Work to be completed —
Repeat the records. Leave nothing out.

Collected data
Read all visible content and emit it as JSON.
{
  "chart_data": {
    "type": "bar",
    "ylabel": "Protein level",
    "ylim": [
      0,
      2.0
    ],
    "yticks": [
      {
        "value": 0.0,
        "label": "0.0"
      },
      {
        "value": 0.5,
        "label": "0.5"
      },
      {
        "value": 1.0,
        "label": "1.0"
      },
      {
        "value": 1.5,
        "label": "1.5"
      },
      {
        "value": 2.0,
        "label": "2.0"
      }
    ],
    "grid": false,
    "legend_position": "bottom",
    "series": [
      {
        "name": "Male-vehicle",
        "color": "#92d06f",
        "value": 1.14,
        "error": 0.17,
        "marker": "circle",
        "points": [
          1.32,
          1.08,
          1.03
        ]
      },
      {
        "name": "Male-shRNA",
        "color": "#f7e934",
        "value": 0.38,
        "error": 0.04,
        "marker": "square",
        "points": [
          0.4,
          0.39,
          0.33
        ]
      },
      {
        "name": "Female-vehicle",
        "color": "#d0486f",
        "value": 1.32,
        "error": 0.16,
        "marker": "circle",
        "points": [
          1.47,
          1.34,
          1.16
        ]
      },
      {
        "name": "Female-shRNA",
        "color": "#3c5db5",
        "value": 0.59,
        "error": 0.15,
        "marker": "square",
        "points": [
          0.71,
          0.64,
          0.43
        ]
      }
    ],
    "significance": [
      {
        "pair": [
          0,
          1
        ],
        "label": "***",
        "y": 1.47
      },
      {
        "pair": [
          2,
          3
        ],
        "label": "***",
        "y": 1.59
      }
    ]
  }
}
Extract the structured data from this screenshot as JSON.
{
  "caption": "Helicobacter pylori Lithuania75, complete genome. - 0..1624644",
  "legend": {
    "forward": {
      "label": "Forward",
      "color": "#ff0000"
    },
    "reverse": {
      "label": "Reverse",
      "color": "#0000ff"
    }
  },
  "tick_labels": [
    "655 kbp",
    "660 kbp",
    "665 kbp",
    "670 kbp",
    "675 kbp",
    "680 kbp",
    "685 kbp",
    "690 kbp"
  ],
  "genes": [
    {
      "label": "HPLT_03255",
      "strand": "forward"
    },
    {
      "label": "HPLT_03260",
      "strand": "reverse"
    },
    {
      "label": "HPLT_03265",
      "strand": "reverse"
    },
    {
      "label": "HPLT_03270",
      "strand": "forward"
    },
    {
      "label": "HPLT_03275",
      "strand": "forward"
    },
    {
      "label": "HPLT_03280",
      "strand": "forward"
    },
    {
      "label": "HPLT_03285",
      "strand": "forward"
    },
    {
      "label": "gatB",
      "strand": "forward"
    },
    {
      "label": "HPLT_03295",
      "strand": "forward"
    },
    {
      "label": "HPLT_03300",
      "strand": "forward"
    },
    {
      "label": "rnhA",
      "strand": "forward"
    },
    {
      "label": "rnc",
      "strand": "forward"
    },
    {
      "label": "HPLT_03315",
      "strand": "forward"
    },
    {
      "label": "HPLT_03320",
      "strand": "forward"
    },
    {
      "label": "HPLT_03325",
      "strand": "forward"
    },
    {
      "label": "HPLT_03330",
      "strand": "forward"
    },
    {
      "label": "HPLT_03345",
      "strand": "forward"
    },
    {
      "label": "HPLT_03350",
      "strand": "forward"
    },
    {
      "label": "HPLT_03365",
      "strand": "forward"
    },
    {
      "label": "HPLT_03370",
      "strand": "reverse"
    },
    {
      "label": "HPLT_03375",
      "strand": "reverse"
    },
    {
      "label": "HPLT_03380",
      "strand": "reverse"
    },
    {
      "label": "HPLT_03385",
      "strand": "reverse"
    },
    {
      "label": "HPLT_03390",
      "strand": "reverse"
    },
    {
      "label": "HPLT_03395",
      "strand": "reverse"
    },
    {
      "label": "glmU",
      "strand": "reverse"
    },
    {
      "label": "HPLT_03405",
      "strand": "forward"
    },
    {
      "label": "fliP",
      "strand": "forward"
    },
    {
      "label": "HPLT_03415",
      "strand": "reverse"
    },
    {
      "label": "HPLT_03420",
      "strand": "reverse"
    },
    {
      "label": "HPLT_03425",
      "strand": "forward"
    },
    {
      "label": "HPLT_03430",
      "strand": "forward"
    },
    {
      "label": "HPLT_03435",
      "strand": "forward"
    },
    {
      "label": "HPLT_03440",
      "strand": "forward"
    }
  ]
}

Task result —
Read all visible content and emit it as JSON.
{
  "chart_data": {
    "type": "bar",
    "ylabel": "Protein level",
    "ylim": [
      0,
      2.0
    ],
    "yticks": [
      {
        "value": 0.0,
        "label": "0.0"
      },
      {
        "value": 0.5,
        "label": "0.5"
      },
      {
        "value": 1.0,
        "label": "1.0"
      },
      {
        "value": 1.5,
        "label": "1.5"
      },
      {
        "value": 2.0,
        "label": "2.0"
      }
    ],
    "grid": false,
    "legend_position": "bottom",
    "series": [
      {
        "name": "Male-vehicle",
        "color": "#92d06f",
        "value": 1.14,
        "error": 0.17,
        "marker": "circle",
        "points": [
          1.32,
          1.08,
          1.03
        ]
      },
      {
        "name": "Male-shRNA",
        "color": "#f7e934",
        "value": 0.38,
        "error": 0.04,
        "marker": "square",
        "points": [
          0.4,
          0.39,
          0.33
        ]
      },
      {
        "name": "Female-vehicle",
        "color": "#d0486f",
        "value": 1.32,
        "error": 0.16,
        "marker": "circle",
        "points": [
          1.47,
          1.34,
          1.16
        ]
      },
      {
        "name": "Female-shRNA",
        "color": "#3c5db5",
        "value": 0.59,
        "error": 0.15,
        "marker": "square",
        "points": [
          0.71,
          0.64,
          0.43
        ]
      }
    ],
    "significance": [
      {
        "pair": [
          0,
          1
        ],
        "label": "***",
        "y": 1.47
      },
      {
        "pair": [
          2,
          3
        ],
        "label": "***",
        "y": 1.59
      }
    ]
  }
}
Extract the structured data from this screenshot as JSON.
{
  "caption": "Helicobacter pylori Lithuania75, complete genome. - 0..1624644",
  "legend": {
    "forward": {
      "label": "Forward",
      "color": "#ff0000"
    },
    "reverse": {
      "label": "Reverse",
      "color": "#0000ff"
    }
  },
  "tick_labels": [
    "655 kbp",
    "660 kbp",
    "665 kbp",
    "670 kbp",
    "675 kbp",
    "680 kbp",
    "685 kbp",
    "690 kbp"
  ],
  "genes": [
    {
      "label": "HPLT_03255",
      "strand": "forward"
    },
    {
      "label": "HPLT_03260",
      "strand": "reverse"
    },
    {
      "label": "HPLT_03265",
      "strand": "reverse"
    },
    {
      "label": "HPLT_03270",
      "strand": "forward"
    },
    {
      "label": "HPLT_03275",
      "strand": "forward"
    },
    {
      "label": "HPLT_03280",
      "strand": "forward"
    },
    {
      "label": "HPLT_03285",
      "strand": "forward"
    },
    {
      "label": "gatB",
      "strand": "forward"
    },
    {
      "label": "HPLT_03295",
      "strand": "forward"
    },
    {
      "label": "HPLT_03300",
      "strand": "forward"
    },
    {
      "label": "rnhA",
      "strand": "forward"
    },
    {
      "label": "rnc",
      "strand": "forward"
    },
    {
      "label": "HPLT_03315",
      "strand": "forward"
    },
    {
      "label": "HPLT_03320",
      "strand": "forward"
    },
    {
      "label": "HPLT_03325",
      "strand": "forward"
    },
    {
      "label": "HPLT_03330",
      "strand": "forward"
    },
    {
      "label": "HPLT_03345",
      "strand": "forward"
    },
    {
      "label": "HPLT_03350",
      "strand": "forward"
    },
    {
      "label": "HPLT_03365",
      "strand": "forward"
    },
    {
      "label": "HPLT_03370",
      "strand": "reverse"
    },
    {
      "label": "HPLT_03375",
      "strand": "reverse"
    },
    {
      "label": "HPLT_03380",
      "strand": "reverse"
    },
    {
      "label": "HPLT_03385",
      "strand": "reverse"
    },
    {
      "label": "HPLT_03390",
      "strand": "reverse"
    },
    {
      "label": "HPLT_03395",
      "strand": "reverse"
    },
    {
      "label": "glmU",
      "strand": "reverse"
    },
    {
      "label": "HPLT_03405",
      "strand": "forward"
    },
    {
      "label": "fliP",
      "strand": "forward"
    },
    {
      "label": "HPLT_03415",
      "strand": "reverse"
    },
    {
      "label": "HPLT_03420",
      "strand": "reverse"
    },
    {
      "label": "HPLT_03425",
      "strand": "forward"
    },
    {
      "label": "HPLT_03430",
      "strand": "forward"
    },
    {
      "label": "HPLT_03435",
      "strand": "forward"
    },
    {
      "label": "HPLT_03440",
      "strand": "forward"
    }
  ]
}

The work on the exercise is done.